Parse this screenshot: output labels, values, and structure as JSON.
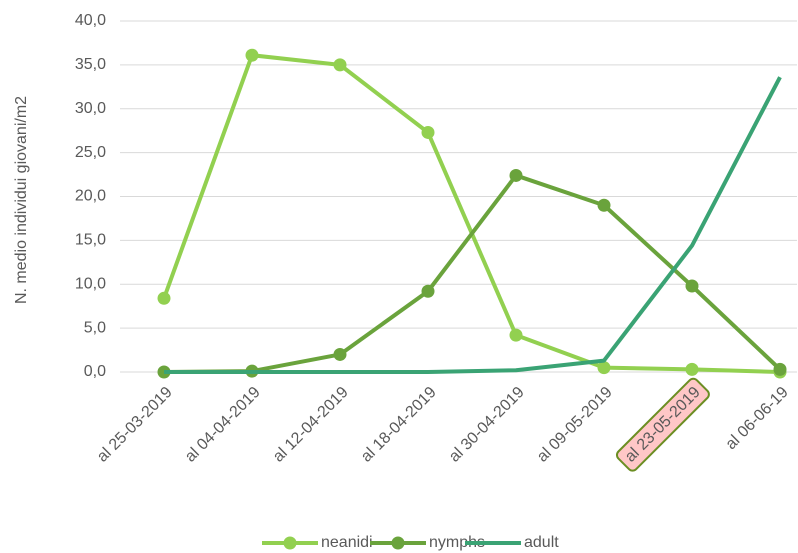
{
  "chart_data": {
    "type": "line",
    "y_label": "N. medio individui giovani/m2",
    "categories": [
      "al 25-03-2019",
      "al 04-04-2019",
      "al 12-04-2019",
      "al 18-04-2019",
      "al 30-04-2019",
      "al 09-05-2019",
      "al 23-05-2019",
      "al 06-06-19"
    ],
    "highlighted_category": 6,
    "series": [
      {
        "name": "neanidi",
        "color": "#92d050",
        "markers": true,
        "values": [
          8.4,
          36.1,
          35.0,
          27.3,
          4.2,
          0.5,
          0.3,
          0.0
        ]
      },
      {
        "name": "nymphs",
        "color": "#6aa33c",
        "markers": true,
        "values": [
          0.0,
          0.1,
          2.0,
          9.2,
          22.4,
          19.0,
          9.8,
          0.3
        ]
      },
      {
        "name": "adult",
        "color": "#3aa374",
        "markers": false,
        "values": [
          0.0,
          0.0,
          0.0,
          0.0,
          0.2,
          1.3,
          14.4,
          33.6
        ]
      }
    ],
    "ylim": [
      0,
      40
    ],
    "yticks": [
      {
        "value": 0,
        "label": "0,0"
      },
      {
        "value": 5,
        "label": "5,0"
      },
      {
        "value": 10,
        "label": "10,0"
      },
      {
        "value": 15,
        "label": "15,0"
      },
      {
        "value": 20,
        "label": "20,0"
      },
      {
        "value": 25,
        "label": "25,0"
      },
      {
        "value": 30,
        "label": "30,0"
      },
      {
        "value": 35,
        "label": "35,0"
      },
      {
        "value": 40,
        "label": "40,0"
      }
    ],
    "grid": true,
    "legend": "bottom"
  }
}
══════════
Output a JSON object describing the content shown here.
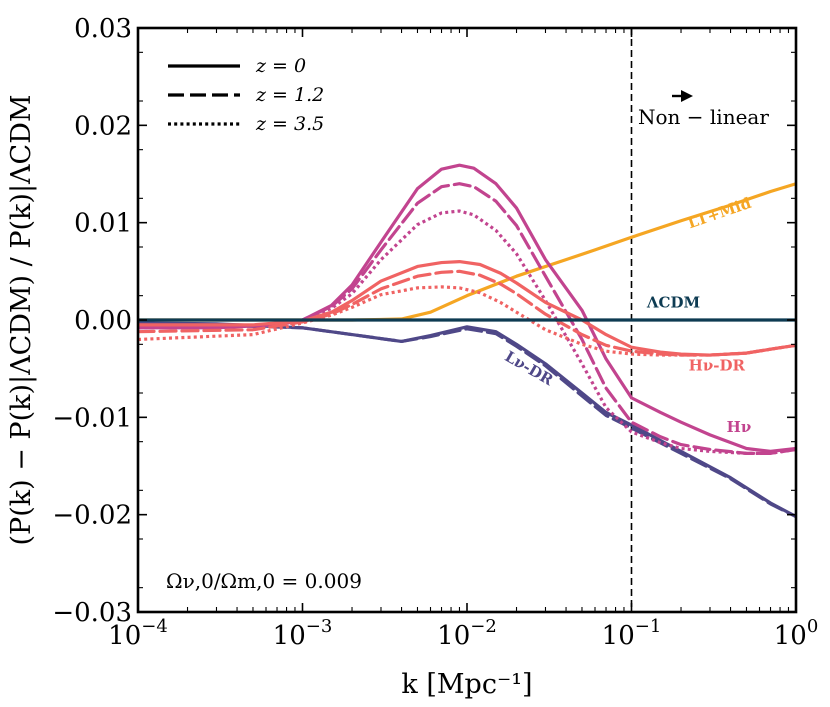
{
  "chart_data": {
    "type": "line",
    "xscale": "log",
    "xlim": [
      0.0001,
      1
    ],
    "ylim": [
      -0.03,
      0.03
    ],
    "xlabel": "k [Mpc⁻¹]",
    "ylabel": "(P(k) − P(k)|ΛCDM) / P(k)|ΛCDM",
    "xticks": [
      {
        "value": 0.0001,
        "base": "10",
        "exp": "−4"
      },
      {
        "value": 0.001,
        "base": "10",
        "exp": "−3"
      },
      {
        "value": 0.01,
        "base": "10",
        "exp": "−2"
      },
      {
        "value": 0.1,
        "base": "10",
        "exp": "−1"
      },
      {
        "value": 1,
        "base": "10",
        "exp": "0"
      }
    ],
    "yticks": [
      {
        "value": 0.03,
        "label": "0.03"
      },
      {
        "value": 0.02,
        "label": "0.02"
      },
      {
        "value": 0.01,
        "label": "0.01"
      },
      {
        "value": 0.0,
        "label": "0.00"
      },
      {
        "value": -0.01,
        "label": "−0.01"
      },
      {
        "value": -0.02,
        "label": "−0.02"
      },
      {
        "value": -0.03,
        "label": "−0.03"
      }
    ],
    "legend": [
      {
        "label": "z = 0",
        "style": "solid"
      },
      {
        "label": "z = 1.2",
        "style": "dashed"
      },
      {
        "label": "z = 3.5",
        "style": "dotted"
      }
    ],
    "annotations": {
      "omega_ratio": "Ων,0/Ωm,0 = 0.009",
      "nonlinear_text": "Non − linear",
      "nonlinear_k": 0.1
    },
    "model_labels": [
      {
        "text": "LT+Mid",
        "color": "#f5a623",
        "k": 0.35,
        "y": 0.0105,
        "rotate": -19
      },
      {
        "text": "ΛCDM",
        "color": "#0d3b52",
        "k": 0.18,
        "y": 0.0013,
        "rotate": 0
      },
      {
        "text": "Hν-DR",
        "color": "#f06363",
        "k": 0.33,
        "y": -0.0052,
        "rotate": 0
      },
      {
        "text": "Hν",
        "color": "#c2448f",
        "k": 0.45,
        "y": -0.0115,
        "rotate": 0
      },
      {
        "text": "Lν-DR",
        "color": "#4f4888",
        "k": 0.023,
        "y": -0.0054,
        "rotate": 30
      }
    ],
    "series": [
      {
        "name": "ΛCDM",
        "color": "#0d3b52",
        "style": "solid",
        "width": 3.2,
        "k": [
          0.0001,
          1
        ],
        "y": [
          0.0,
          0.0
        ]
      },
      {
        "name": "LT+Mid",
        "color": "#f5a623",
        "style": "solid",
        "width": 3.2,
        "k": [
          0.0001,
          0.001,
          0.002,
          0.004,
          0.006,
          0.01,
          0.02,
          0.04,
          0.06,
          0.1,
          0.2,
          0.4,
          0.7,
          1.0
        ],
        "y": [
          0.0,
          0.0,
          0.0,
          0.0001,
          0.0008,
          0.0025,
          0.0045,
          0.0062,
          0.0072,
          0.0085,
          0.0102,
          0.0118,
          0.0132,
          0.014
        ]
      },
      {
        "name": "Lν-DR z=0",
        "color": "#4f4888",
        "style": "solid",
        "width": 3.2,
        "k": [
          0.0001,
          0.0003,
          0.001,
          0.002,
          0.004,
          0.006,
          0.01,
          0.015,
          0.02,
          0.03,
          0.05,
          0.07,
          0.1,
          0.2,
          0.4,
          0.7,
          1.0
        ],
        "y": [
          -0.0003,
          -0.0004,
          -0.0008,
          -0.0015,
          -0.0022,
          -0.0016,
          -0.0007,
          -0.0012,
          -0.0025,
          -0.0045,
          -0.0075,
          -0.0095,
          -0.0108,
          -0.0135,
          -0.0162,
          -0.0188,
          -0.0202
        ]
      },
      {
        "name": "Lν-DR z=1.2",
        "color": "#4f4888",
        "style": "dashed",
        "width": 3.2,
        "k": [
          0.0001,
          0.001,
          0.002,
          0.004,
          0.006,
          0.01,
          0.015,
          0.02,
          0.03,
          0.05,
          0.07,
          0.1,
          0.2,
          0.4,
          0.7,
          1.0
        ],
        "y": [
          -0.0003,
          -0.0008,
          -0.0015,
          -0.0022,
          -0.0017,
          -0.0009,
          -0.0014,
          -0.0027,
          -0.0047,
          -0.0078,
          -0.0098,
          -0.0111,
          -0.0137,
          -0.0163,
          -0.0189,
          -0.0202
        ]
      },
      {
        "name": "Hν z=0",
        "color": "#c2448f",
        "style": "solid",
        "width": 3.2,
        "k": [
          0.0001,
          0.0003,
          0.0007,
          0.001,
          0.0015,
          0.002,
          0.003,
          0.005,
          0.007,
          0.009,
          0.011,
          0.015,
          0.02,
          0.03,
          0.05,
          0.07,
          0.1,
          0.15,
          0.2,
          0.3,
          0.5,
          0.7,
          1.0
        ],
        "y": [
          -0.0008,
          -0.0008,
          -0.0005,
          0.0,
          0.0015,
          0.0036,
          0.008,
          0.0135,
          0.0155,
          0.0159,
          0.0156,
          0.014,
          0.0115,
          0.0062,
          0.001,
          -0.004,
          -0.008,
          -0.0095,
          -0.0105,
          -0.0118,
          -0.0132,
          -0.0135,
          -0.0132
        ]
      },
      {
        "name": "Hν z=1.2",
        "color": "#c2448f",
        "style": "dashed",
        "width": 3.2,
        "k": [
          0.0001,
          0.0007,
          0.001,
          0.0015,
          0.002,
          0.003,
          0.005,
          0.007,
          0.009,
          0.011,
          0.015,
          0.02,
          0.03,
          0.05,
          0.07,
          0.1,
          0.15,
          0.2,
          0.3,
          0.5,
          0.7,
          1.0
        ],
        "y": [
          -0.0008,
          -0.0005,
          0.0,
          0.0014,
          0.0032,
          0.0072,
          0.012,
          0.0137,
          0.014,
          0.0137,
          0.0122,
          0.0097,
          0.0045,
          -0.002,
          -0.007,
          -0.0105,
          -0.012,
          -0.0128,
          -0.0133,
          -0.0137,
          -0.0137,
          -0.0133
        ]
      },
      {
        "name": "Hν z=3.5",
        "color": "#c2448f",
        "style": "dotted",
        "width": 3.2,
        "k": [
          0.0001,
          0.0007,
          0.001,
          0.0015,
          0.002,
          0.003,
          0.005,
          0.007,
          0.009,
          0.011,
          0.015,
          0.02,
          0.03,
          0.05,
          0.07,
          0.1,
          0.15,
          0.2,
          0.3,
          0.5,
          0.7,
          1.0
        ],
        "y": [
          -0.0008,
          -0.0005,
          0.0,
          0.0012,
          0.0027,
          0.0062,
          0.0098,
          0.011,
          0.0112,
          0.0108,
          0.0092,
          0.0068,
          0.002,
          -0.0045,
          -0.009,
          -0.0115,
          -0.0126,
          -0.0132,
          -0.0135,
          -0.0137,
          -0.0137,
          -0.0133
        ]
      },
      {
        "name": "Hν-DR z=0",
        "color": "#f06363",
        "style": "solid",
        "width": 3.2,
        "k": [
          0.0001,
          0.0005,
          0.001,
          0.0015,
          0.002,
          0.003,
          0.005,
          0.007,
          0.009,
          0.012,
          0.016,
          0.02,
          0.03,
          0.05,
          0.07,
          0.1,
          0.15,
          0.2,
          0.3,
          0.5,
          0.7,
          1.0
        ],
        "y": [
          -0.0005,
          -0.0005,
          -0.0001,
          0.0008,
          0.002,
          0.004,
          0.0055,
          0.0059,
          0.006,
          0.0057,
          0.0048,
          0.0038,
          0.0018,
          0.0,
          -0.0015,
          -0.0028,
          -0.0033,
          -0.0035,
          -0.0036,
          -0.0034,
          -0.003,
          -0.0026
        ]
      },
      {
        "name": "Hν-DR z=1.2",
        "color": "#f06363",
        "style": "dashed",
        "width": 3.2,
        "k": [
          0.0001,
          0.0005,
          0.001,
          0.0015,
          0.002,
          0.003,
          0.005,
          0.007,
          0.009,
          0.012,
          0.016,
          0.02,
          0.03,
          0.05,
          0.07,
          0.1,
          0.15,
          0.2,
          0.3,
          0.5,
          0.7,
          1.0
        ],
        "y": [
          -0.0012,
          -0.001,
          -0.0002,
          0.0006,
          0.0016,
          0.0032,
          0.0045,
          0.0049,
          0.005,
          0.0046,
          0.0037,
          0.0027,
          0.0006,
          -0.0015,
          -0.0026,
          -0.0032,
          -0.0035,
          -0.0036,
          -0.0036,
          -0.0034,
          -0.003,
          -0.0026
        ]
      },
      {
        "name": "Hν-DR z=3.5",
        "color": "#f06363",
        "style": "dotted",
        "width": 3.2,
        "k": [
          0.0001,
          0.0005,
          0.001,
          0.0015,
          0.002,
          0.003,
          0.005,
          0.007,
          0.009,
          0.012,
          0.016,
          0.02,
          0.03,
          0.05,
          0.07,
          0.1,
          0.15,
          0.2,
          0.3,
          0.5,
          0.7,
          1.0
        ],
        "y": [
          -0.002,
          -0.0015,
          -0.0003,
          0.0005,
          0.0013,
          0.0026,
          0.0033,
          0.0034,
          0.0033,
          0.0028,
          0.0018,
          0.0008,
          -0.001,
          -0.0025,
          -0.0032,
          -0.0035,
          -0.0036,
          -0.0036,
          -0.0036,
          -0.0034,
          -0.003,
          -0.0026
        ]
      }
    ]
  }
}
══════════
What this task involves: Give only the number of lines in the entries above that hold the string "ΛCDM".

Exercise output: 3